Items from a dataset
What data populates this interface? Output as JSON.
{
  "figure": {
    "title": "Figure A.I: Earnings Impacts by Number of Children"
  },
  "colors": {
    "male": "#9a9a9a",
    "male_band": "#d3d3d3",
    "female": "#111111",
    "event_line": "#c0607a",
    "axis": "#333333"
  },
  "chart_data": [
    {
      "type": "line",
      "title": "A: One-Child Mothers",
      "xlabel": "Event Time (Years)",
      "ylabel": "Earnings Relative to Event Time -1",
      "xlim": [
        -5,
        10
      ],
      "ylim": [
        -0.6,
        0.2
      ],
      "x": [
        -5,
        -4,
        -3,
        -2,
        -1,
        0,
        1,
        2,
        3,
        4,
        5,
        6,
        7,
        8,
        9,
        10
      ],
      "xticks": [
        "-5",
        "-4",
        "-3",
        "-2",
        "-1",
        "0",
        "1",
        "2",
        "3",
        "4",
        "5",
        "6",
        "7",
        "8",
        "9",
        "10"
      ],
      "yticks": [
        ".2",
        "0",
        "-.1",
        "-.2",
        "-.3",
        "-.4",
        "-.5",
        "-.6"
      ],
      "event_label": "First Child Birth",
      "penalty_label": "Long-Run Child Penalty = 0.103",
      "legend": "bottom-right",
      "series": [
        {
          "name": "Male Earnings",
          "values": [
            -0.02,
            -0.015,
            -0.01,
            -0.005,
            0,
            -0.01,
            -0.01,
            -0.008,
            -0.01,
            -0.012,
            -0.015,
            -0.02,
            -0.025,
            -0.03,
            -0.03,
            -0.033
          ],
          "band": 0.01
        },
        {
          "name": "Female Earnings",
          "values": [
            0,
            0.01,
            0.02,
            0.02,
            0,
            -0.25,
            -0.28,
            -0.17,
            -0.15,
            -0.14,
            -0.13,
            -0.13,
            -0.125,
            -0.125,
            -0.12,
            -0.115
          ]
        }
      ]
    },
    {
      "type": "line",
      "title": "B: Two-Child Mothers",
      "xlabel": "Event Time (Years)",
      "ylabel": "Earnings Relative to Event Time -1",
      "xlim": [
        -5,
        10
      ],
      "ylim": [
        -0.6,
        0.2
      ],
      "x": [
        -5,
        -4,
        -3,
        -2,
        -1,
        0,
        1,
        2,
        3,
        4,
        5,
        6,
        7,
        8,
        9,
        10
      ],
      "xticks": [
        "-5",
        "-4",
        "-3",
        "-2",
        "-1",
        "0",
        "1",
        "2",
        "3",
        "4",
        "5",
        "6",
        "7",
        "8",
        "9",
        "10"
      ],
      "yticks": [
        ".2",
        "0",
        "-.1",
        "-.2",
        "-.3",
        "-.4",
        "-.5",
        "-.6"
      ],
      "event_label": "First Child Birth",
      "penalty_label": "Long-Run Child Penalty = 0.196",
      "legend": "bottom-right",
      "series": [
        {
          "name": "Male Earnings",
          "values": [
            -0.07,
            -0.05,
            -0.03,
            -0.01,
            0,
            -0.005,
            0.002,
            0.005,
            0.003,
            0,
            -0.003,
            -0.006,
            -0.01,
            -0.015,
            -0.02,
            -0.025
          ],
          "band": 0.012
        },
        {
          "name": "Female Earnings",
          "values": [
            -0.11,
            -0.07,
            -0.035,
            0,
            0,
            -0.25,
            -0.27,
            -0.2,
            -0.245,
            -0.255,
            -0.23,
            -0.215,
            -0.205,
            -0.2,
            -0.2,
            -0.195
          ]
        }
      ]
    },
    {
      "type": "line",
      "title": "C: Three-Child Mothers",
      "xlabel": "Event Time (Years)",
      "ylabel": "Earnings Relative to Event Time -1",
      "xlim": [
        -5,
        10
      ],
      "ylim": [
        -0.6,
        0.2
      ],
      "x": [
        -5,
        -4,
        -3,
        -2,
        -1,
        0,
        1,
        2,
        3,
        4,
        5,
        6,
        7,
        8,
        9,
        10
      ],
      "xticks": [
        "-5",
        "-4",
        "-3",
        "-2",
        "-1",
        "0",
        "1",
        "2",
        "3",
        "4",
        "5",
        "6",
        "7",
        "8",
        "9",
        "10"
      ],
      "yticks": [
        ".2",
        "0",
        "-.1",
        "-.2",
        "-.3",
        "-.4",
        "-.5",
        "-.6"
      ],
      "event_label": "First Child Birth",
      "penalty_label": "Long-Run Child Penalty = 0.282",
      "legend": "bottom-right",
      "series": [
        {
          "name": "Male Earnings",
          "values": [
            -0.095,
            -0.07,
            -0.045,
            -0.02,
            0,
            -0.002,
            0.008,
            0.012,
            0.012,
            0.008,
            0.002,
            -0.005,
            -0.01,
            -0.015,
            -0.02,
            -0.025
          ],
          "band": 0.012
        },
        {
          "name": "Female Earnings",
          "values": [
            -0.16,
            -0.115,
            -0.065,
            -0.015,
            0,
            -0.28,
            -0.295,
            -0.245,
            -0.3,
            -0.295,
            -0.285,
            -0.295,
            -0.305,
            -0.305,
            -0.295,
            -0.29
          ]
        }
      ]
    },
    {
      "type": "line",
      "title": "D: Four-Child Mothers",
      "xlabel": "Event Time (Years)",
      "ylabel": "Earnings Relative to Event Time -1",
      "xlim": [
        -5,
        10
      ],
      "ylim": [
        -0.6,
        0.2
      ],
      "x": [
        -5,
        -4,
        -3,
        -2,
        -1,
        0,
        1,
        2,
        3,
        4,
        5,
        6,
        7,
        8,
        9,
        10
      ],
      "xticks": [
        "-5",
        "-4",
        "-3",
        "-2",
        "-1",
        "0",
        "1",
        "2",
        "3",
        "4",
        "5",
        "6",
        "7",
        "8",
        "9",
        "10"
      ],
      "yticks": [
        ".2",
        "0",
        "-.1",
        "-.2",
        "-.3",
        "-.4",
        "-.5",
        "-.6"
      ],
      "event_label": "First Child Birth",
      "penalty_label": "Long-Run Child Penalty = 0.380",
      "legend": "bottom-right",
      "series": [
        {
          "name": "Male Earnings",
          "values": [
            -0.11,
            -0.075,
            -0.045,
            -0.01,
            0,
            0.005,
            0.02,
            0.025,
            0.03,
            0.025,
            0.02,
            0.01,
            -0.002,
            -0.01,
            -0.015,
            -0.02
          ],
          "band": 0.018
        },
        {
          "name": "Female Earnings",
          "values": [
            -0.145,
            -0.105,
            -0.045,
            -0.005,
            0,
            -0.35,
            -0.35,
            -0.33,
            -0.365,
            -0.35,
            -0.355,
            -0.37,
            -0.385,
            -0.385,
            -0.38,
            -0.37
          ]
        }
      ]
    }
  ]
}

INSTRUCTIONS TO FOLLOW ::
From the first line to the last, retype the data exactly.

TASK ANSWER ::
What data populates this interface? Output as JSON.
{
  "figure": {
    "title": "Figure A.I: Earnings Impacts by Number of Children"
  },
  "colors": {
    "male": "#9a9a9a",
    "male_band": "#d3d3d3",
    "female": "#111111",
    "event_line": "#c0607a",
    "axis": "#333333"
  },
  "chart_data": [
    {
      "type": "line",
      "title": "A: One-Child Mothers",
      "xlabel": "Event Time (Years)",
      "ylabel": "Earnings Relative to Event Time -1",
      "xlim": [
        -5,
        10
      ],
      "ylim": [
        -0.6,
        0.2
      ],
      "x": [
        -5,
        -4,
        -3,
        -2,
        -1,
        0,
        1,
        2,
        3,
        4,
        5,
        6,
        7,
        8,
        9,
        10
      ],
      "xticks": [
        "-5",
        "-4",
        "-3",
        "-2",
        "-1",
        "0",
        "1",
        "2",
        "3",
        "4",
        "5",
        "6",
        "7",
        "8",
        "9",
        "10"
      ],
      "yticks": [
        ".2",
        "0",
        "-.1",
        "-.2",
        "-.3",
        "-.4",
        "-.5",
        "-.6"
      ],
      "event_label": "First Child Birth",
      "penalty_label": "Long-Run Child Penalty = 0.103",
      "legend": "bottom-right",
      "series": [
        {
          "name": "Male Earnings",
          "values": [
            -0.02,
            -0.015,
            -0.01,
            -0.005,
            0,
            -0.01,
            -0.01,
            -0.008,
            -0.01,
            -0.012,
            -0.015,
            -0.02,
            -0.025,
            -0.03,
            -0.03,
            -0.033
          ],
          "band": 0.01
        },
        {
          "name": "Female Earnings",
          "values": [
            0,
            0.01,
            0.02,
            0.02,
            0,
            -0.25,
            -0.28,
            -0.17,
            -0.15,
            -0.14,
            -0.13,
            -0.13,
            -0.125,
            -0.125,
            -0.12,
            -0.115
          ]
        }
      ]
    },
    {
      "type": "line",
      "title": "B: Two-Child Mothers",
      "xlabel": "Event Time (Years)",
      "ylabel": "Earnings Relative to Event Time -1",
      "xlim": [
        -5,
        10
      ],
      "ylim": [
        -0.6,
        0.2
      ],
      "x": [
        -5,
        -4,
        -3,
        -2,
        -1,
        0,
        1,
        2,
        3,
        4,
        5,
        6,
        7,
        8,
        9,
        10
      ],
      "xticks": [
        "-5",
        "-4",
        "-3",
        "-2",
        "-1",
        "0",
        "1",
        "2",
        "3",
        "4",
        "5",
        "6",
        "7",
        "8",
        "9",
        "10"
      ],
      "yticks": [
        ".2",
        "0",
        "-.1",
        "-.2",
        "-.3",
        "-.4",
        "-.5",
        "-.6"
      ],
      "event_label": "First Child Birth",
      "penalty_label": "Long-Run Child Penalty = 0.196",
      "legend": "bottom-right",
      "series": [
        {
          "name": "Male Earnings",
          "values": [
            -0.07,
            -0.05,
            -0.03,
            -0.01,
            0,
            -0.005,
            0.002,
            0.005,
            0.003,
            0,
            -0.003,
            -0.006,
            -0.01,
            -0.015,
            -0.02,
            -0.025
          ],
          "band": 0.012
        },
        {
          "name": "Female Earnings",
          "values": [
            -0.11,
            -0.07,
            -0.035,
            0,
            0,
            -0.25,
            -0.27,
            -0.2,
            -0.245,
            -0.255,
            -0.23,
            -0.215,
            -0.205,
            -0.2,
            -0.2,
            -0.195
          ]
        }
      ]
    },
    {
      "type": "line",
      "title": "C: Three-Child Mothers",
      "xlabel": "Event Time (Years)",
      "ylabel": "Earnings Relative to Event Time -1",
      "xlim": [
        -5,
        10
      ],
      "ylim": [
        -0.6,
        0.2
      ],
      "x": [
        -5,
        -4,
        -3,
        -2,
        -1,
        0,
        1,
        2,
        3,
        4,
        5,
        6,
        7,
        8,
        9,
        10
      ],
      "xticks": [
        "-5",
        "-4",
        "-3",
        "-2",
        "-1",
        "0",
        "1",
        "2",
        "3",
        "4",
        "5",
        "6",
        "7",
        "8",
        "9",
        "10"
      ],
      "yticks": [
        ".2",
        "0",
        "-.1",
        "-.2",
        "-.3",
        "-.4",
        "-.5",
        "-.6"
      ],
      "event_label": "First Child Birth",
      "penalty_label": "Long-Run Child Penalty = 0.282",
      "legend": "bottom-right",
      "series": [
        {
          "name": "Male Earnings",
          "values": [
            -0.095,
            -0.07,
            -0.045,
            -0.02,
            0,
            -0.002,
            0.008,
            0.012,
            0.012,
            0.008,
            0.002,
            -0.005,
            -0.01,
            -0.015,
            -0.02,
            -0.025
          ],
          "band": 0.012
        },
        {
          "name": "Female Earnings",
          "values": [
            -0.16,
            -0.115,
            -0.065,
            -0.015,
            0,
            -0.28,
            -0.295,
            -0.245,
            -0.3,
            -0.295,
            -0.285,
            -0.295,
            -0.305,
            -0.305,
            -0.295,
            -0.29
          ]
        }
      ]
    },
    {
      "type": "line",
      "title": "D: Four-Child Mothers",
      "xlabel": "Event Time (Years)",
      "ylabel": "Earnings Relative to Event Time -1",
      "xlim": [
        -5,
        10
      ],
      "ylim": [
        -0.6,
        0.2
      ],
      "x": [
        -5,
        -4,
        -3,
        -2,
        -1,
        0,
        1,
        2,
        3,
        4,
        5,
        6,
        7,
        8,
        9,
        10
      ],
      "xticks": [
        "-5",
        "-4",
        "-3",
        "-2",
        "-1",
        "0",
        "1",
        "2",
        "3",
        "4",
        "5",
        "6",
        "7",
        "8",
        "9",
        "10"
      ],
      "yticks": [
        ".2",
        "0",
        "-.1",
        "-.2",
        "-.3",
        "-.4",
        "-.5",
        "-.6"
      ],
      "event_label": "First Child Birth",
      "penalty_label": "Long-Run Child Penalty = 0.380",
      "legend": "bottom-right",
      "series": [
        {
          "name": "Male Earnings",
          "values": [
            -0.11,
            -0.075,
            -0.045,
            -0.01,
            0,
            0.005,
            0.02,
            0.025,
            0.03,
            0.025,
            0.02,
            0.01,
            -0.002,
            -0.01,
            -0.015,
            -0.02
          ],
          "band": 0.018
        },
        {
          "name": "Female Earnings",
          "values": [
            -0.145,
            -0.105,
            -0.045,
            -0.005,
            0,
            -0.35,
            -0.35,
            -0.33,
            -0.365,
            -0.35,
            -0.355,
            -0.37,
            -0.385,
            -0.385,
            -0.38,
            -0.37
          ]
        }
      ]
    }
  ]
}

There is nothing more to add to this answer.